--- The request ---
Pick out every line with the word "Dims" and copy it.

--- Input data ---
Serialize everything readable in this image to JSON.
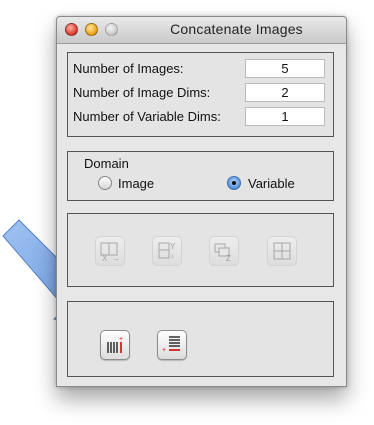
{
  "window": {
    "title": "Concatenate Images"
  },
  "params": {
    "rows": [
      {
        "label": "Number of Images:",
        "value": "5"
      },
      {
        "label": "Number of Image Dims:",
        "value": "2"
      },
      {
        "label": "Number of Variable Dims:",
        "value": "1"
      }
    ]
  },
  "domain": {
    "label": "Domain",
    "options": [
      {
        "label": "Image",
        "selected": false
      },
      {
        "label": "Variable",
        "selected": true
      }
    ]
  },
  "dimension_buttons": [
    {
      "icon": "concat-x-icon",
      "enabled": false
    },
    {
      "icon": "concat-y-icon",
      "enabled": false
    },
    {
      "icon": "concat-z-icon",
      "enabled": false
    },
    {
      "icon": "grid-tile-icon",
      "enabled": false
    }
  ],
  "variable_buttons": [
    {
      "icon": "append-variable-column-icon",
      "enabled": true
    },
    {
      "icon": "append-variable-row-icon",
      "enabled": true
    }
  ],
  "annotation": {
    "icon": "pointer-arrow-icon",
    "color": "#6f9fe6"
  },
  "colors": {
    "window_bg": "#e7e7e7",
    "close": "#e2463a",
    "minimize": "#f0a91e",
    "accent": "#5c97dc",
    "red_mark": "#d22020"
  }
}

--- Answer to this problem ---
        "label": "Number of Image Dims:",
        "label": "Number of Variable Dims:",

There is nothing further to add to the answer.